• _GIVEN PROBLEM_
Can you print the data exactly and leave out each image?

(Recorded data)
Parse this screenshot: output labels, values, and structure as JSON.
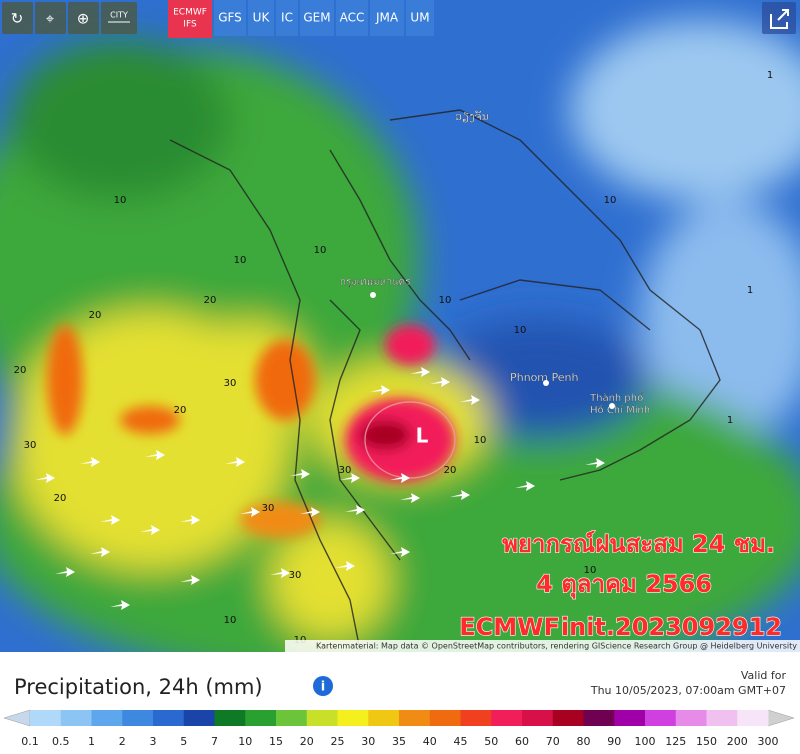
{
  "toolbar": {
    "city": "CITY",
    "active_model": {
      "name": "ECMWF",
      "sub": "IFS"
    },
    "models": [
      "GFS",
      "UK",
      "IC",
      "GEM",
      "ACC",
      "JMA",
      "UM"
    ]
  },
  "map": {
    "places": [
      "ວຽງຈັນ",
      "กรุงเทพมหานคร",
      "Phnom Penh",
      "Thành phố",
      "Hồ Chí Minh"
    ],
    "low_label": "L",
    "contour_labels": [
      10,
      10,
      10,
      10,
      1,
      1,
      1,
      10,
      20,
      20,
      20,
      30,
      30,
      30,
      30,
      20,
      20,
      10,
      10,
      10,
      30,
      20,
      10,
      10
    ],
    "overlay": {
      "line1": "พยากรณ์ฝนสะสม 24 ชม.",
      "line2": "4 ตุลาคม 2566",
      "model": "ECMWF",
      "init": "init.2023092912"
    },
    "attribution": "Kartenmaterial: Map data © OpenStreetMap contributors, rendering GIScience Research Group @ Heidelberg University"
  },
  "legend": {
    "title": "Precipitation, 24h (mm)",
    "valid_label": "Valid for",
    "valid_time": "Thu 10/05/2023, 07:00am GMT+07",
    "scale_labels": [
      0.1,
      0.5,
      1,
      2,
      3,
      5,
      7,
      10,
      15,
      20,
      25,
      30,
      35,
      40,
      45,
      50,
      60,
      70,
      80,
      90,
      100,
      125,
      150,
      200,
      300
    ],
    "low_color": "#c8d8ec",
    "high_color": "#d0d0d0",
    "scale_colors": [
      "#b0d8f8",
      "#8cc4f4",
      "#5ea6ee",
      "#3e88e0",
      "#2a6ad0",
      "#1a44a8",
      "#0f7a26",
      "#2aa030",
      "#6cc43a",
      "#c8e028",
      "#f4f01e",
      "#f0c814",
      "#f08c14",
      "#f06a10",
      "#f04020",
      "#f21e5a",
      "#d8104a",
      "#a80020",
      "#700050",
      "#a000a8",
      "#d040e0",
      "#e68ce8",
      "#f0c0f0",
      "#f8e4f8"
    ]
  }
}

• _THE SOLUTION_
Parse this screenshot: output labels, values, and structure as JSON.
{
  "toolbar": {
    "city": "CITY",
    "active_model": {
      "name": "ECMWF",
      "sub": "IFS"
    },
    "models": [
      "GFS",
      "UK",
      "IC",
      "GEM",
      "ACC",
      "JMA",
      "UM"
    ]
  },
  "map": {
    "places": [
      "ວຽງຈັນ",
      "กรุงเทพมหานคร",
      "Phnom Penh",
      "Thành phố",
      "Hồ Chí Minh"
    ],
    "low_label": "L",
    "contour_labels": [
      10,
      10,
      10,
      10,
      1,
      1,
      1,
      10,
      20,
      20,
      20,
      30,
      30,
      30,
      30,
      20,
      20,
      10,
      10,
      10,
      30,
      20,
      10,
      10
    ],
    "overlay": {
      "line1": "พยากรณ์ฝนสะสม 24 ชม.",
      "line2": "4 ตุลาคม 2566",
      "model": "ECMWF",
      "init": "init.2023092912"
    },
    "attribution": "Kartenmaterial: Map data © OpenStreetMap contributors, rendering GIScience Research Group @ Heidelberg University"
  },
  "legend": {
    "title": "Precipitation, 24h (mm)",
    "valid_label": "Valid for",
    "valid_time": "Thu 10/05/2023, 07:00am GMT+07",
    "scale_labels": [
      0.1,
      0.5,
      1,
      2,
      3,
      5,
      7,
      10,
      15,
      20,
      25,
      30,
      35,
      40,
      45,
      50,
      60,
      70,
      80,
      90,
      100,
      125,
      150,
      200,
      300
    ],
    "low_color": "#c8d8ec",
    "high_color": "#d0d0d0",
    "scale_colors": [
      "#b0d8f8",
      "#8cc4f4",
      "#5ea6ee",
      "#3e88e0",
      "#2a6ad0",
      "#1a44a8",
      "#0f7a26",
      "#2aa030",
      "#6cc43a",
      "#c8e028",
      "#f4f01e",
      "#f0c814",
      "#f08c14",
      "#f06a10",
      "#f04020",
      "#f21e5a",
      "#d8104a",
      "#a80020",
      "#700050",
      "#a000a8",
      "#d040e0",
      "#e68ce8",
      "#f0c0f0",
      "#f8e4f8"
    ]
  }
}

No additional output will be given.